Data lines:
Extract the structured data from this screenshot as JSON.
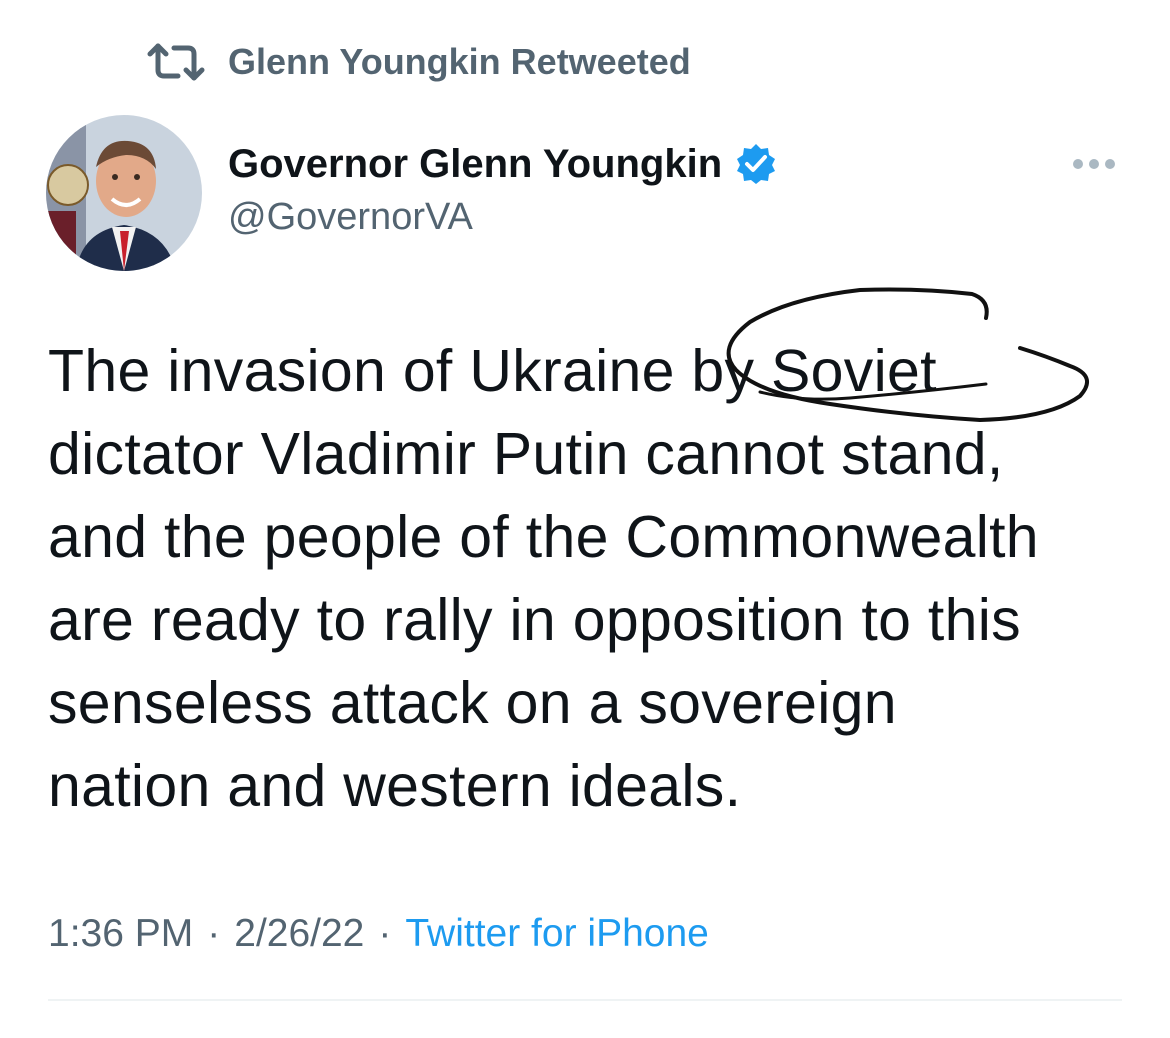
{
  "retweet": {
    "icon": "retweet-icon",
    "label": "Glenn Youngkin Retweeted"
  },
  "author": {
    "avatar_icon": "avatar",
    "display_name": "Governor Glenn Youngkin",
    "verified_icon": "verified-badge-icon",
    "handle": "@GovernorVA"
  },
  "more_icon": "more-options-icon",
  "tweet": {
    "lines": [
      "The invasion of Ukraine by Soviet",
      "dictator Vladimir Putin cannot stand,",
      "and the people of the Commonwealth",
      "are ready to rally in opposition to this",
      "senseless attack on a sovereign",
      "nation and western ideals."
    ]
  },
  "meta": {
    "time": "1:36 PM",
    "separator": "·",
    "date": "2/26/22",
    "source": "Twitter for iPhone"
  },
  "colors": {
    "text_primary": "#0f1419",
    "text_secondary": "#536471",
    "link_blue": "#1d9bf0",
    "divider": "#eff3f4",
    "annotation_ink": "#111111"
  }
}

---

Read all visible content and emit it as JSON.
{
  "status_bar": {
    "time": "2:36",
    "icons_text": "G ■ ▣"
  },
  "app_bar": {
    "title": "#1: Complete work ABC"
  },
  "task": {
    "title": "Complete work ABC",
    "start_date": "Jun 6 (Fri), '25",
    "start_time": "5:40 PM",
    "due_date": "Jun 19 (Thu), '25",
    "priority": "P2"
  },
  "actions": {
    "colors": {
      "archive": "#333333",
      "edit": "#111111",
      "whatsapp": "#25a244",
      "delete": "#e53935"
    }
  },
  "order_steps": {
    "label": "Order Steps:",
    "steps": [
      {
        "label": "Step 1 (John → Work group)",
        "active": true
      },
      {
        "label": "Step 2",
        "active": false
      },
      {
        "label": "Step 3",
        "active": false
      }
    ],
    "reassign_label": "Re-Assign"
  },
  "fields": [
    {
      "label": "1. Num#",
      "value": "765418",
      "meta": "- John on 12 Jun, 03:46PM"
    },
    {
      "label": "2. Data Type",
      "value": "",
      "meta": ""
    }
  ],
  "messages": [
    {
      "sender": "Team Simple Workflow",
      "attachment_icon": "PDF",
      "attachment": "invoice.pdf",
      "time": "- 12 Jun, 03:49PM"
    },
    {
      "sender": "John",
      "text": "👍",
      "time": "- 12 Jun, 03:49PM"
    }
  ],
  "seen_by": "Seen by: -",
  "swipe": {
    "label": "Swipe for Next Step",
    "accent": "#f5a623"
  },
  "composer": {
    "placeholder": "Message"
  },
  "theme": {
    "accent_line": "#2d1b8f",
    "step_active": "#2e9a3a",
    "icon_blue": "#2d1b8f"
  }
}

Task brief: Pull every line containing "John" from the data.

Correct result:
        "label": "Step 1 (John → Work group)",
      "meta": "- John on 12 Jun, 03:46PM"
      "sender": "John",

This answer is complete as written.